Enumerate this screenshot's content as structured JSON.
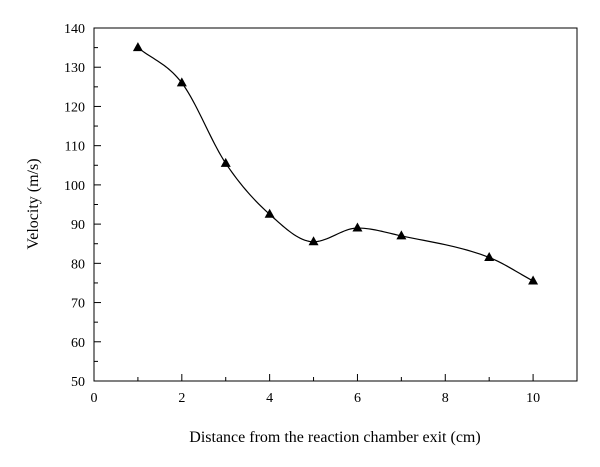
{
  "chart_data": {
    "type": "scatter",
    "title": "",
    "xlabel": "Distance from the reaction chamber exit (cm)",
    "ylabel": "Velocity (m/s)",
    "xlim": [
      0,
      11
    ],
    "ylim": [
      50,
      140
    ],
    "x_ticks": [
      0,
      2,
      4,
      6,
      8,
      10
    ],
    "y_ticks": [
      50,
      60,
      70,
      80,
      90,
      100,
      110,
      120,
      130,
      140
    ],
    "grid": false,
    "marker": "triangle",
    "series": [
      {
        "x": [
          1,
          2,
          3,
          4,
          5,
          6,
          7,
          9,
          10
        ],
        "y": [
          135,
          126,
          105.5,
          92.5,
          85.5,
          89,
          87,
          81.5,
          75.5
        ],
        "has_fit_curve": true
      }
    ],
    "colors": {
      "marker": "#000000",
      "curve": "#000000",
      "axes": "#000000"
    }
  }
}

---------------

What this task involves
Your copy should match the records word for word, with the pictures removed.

Solution
Enumerate this screenshot's content as structured JSON.
{
  "chart_data": {
    "type": "scatter",
    "title": "",
    "xlabel": "Distance from the reaction chamber exit (cm)",
    "ylabel": "Velocity (m/s)",
    "xlim": [
      0,
      11
    ],
    "ylim": [
      50,
      140
    ],
    "x_ticks": [
      0,
      2,
      4,
      6,
      8,
      10
    ],
    "y_ticks": [
      50,
      60,
      70,
      80,
      90,
      100,
      110,
      120,
      130,
      140
    ],
    "grid": false,
    "marker": "triangle",
    "series": [
      {
        "x": [
          1,
          2,
          3,
          4,
          5,
          6,
          7,
          9,
          10
        ],
        "y": [
          135,
          126,
          105.5,
          92.5,
          85.5,
          89,
          87,
          81.5,
          75.5
        ],
        "has_fit_curve": true
      }
    ],
    "colors": {
      "marker": "#000000",
      "curve": "#000000",
      "axes": "#000000"
    }
  }
}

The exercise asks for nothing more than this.